:: ENTRIES PROVIDED ::

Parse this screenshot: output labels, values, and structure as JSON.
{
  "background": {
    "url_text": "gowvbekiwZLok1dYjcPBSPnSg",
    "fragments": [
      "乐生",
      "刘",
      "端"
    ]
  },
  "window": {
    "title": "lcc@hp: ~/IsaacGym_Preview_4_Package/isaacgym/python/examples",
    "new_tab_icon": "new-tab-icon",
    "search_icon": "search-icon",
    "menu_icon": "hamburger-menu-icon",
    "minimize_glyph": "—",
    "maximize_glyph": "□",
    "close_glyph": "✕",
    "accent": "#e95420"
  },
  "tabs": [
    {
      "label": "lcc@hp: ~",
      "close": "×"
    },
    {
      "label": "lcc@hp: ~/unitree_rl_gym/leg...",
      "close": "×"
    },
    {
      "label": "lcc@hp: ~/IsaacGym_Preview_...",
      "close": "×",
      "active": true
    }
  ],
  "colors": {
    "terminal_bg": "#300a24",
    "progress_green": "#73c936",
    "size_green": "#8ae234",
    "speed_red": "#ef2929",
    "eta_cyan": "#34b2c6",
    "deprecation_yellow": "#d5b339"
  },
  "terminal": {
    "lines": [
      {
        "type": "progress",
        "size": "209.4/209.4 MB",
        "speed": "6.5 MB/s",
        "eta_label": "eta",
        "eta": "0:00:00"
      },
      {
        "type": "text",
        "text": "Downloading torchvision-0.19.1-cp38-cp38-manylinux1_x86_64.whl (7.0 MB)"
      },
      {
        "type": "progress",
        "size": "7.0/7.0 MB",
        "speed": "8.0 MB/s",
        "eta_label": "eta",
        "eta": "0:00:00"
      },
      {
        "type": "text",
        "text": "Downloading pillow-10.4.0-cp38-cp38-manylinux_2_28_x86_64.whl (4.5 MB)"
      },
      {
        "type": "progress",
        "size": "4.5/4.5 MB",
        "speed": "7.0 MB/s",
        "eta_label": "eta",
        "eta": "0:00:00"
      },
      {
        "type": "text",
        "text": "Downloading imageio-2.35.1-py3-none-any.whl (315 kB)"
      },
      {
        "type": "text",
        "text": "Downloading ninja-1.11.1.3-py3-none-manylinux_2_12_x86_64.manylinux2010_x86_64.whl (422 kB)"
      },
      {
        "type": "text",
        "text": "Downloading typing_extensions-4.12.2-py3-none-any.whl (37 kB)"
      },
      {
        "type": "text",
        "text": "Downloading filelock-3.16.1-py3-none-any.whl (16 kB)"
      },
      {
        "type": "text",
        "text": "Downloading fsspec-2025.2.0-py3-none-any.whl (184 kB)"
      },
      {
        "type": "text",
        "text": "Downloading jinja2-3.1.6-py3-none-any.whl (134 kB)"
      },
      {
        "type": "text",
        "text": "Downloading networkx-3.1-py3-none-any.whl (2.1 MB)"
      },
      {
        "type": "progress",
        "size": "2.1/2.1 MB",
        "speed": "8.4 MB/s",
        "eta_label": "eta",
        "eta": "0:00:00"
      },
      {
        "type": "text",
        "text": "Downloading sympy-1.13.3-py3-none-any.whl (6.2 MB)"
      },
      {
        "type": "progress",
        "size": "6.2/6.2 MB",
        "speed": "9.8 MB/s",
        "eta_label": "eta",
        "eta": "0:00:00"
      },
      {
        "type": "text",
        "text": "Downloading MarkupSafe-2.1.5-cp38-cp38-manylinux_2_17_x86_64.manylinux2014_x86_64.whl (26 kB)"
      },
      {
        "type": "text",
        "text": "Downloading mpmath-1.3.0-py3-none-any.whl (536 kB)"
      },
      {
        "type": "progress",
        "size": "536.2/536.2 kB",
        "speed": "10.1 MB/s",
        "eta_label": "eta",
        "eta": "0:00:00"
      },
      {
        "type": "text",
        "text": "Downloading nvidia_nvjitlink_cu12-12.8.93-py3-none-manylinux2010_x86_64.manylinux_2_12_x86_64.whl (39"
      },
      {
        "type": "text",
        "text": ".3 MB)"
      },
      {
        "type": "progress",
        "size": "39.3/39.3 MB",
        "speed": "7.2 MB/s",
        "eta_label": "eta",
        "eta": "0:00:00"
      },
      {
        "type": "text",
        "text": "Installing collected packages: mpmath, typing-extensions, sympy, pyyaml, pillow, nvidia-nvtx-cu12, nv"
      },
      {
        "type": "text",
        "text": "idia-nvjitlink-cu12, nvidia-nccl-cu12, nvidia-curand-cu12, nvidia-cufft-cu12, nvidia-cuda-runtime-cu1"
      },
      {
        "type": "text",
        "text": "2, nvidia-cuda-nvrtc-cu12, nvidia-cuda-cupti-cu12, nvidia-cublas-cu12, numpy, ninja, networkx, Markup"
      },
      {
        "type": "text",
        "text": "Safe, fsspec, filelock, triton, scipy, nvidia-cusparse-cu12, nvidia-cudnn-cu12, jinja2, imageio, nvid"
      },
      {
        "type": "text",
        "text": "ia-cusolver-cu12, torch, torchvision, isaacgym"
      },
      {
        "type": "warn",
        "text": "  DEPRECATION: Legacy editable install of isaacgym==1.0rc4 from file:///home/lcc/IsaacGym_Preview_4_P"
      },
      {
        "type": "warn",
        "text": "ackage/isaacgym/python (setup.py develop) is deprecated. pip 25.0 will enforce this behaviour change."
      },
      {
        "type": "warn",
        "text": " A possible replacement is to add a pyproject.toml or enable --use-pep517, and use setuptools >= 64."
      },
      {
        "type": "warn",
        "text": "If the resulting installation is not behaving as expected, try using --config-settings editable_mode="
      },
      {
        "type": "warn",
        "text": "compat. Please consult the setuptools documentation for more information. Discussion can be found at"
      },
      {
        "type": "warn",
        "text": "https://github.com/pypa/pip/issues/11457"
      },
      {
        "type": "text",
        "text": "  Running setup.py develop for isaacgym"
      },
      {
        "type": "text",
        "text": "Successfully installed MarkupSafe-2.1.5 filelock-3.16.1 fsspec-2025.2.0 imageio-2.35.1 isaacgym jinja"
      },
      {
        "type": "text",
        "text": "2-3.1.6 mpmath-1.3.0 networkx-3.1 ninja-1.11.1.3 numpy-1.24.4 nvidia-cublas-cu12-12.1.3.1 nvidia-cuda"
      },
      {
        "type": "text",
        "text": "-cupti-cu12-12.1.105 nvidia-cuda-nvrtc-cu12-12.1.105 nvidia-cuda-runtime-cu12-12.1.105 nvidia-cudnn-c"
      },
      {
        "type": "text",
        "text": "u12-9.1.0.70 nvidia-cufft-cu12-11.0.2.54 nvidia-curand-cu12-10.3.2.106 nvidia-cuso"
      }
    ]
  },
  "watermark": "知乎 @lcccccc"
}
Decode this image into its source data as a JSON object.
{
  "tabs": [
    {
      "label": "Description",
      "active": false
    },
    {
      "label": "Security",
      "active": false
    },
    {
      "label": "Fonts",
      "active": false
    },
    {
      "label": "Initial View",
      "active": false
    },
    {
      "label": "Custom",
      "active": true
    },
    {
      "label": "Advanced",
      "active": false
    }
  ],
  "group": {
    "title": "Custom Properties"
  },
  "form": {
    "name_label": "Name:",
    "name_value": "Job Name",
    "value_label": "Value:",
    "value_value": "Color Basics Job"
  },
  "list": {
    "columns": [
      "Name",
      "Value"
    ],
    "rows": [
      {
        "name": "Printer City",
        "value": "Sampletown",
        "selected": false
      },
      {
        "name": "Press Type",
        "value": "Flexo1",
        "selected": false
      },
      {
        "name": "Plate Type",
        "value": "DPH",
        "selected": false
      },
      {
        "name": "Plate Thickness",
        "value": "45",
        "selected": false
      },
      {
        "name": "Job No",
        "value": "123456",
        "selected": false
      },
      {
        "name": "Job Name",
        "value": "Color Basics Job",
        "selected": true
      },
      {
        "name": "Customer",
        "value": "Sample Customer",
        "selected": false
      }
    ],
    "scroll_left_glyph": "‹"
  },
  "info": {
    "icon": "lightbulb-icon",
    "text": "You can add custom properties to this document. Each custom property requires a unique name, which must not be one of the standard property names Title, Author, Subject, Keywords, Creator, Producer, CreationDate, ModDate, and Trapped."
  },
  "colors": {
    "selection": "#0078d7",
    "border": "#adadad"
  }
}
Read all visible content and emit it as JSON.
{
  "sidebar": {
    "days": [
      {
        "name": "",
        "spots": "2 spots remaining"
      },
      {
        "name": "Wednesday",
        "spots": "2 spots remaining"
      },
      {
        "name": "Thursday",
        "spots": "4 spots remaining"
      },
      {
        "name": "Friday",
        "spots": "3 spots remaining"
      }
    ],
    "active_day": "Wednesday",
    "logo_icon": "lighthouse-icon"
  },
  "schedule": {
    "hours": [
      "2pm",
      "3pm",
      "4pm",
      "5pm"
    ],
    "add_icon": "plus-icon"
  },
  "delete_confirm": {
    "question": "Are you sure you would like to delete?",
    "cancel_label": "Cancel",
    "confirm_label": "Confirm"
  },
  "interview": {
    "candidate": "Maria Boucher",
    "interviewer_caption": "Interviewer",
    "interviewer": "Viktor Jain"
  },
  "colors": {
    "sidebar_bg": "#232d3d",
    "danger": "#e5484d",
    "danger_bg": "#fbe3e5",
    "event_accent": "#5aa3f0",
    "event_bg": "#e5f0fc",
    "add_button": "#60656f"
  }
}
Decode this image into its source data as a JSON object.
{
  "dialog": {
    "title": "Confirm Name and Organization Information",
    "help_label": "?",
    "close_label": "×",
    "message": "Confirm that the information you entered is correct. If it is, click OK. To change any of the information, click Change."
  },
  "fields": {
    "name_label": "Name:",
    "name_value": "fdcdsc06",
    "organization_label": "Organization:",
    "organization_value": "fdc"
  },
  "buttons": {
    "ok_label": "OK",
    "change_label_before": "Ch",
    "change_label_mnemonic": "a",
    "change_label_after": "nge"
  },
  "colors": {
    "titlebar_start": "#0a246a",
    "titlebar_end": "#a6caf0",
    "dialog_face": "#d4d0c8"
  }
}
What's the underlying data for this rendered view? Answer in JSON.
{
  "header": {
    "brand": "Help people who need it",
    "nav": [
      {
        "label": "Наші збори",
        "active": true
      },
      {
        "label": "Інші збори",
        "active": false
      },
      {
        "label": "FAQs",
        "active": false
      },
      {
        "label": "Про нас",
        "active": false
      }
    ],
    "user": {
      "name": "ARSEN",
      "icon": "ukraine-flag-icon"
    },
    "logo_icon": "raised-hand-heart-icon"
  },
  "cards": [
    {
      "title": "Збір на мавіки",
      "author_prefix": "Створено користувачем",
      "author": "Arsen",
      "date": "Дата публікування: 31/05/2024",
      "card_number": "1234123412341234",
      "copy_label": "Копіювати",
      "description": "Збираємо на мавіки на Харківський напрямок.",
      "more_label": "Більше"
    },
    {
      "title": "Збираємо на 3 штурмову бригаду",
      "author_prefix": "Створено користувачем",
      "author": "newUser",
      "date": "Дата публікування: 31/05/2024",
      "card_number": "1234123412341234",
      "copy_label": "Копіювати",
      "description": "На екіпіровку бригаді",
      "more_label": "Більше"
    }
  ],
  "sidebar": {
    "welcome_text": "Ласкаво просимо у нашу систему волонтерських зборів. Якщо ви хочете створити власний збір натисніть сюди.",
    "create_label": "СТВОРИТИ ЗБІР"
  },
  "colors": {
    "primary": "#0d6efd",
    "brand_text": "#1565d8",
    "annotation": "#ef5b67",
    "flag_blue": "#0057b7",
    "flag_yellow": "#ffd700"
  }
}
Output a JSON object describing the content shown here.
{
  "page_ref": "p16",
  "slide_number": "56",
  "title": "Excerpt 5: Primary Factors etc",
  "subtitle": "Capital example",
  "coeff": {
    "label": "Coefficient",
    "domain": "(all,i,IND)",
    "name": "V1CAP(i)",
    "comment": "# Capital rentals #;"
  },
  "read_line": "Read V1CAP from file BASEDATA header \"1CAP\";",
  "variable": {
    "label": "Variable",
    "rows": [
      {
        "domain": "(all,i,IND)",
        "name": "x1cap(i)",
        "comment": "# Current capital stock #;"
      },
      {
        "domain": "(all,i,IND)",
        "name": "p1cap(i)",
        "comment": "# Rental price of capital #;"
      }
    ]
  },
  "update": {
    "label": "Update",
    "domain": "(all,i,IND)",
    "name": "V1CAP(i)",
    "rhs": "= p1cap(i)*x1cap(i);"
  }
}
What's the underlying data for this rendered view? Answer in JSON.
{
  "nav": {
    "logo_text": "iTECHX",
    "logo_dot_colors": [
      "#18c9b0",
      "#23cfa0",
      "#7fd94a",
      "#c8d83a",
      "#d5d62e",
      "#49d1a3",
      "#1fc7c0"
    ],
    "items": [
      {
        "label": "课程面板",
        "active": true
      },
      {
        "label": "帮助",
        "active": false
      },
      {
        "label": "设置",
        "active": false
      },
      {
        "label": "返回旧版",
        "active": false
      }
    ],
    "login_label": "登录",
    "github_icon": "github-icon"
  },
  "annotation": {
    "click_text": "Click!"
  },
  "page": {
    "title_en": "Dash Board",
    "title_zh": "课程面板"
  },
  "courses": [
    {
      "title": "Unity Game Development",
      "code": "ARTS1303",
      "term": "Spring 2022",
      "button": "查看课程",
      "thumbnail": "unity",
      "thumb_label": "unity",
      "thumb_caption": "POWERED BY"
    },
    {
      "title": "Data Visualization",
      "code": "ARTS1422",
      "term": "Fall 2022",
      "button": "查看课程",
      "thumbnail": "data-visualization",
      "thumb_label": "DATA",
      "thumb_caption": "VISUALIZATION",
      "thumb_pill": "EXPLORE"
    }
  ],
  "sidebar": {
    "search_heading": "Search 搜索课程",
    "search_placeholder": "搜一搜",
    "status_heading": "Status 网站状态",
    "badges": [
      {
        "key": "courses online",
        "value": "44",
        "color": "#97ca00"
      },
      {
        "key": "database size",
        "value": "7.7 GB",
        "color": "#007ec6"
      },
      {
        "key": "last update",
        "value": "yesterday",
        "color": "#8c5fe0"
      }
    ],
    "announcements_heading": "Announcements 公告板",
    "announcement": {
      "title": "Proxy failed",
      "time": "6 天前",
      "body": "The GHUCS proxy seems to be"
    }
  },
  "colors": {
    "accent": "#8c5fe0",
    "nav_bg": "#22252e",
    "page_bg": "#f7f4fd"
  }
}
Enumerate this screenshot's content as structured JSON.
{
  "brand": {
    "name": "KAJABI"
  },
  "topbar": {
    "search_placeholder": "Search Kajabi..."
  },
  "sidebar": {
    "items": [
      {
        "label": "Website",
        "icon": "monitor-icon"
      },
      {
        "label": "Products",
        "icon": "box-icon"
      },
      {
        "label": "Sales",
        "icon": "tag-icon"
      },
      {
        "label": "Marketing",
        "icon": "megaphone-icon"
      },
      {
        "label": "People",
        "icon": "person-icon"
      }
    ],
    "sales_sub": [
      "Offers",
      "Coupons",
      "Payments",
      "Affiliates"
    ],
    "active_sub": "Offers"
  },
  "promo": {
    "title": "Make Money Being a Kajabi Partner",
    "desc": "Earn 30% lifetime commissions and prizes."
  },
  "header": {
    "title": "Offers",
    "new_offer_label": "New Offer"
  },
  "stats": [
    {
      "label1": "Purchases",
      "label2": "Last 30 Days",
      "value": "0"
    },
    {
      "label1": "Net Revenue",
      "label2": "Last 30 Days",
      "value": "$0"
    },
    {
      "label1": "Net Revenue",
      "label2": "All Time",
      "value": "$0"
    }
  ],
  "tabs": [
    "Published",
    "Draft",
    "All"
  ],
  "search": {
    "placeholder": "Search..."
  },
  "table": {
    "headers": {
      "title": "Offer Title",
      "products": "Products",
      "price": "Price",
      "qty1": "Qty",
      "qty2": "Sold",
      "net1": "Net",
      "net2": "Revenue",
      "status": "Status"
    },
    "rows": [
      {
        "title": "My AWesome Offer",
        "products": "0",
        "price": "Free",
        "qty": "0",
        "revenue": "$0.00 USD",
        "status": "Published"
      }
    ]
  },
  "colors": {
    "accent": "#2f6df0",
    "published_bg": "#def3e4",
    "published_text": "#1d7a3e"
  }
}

:::

• REQUIREMENT: Leave out every line without the string "sympy" and copy the rest.

• IN RESPONSE:
        "text": "Downloading sympy-1.13.3-py3-none-any.whl (6.2 MB)"
        "text": "Installing collected packages: mpmath, typing-extensions, sympy, pyyaml, pillow, nvidia-nvtx-cu12, nv"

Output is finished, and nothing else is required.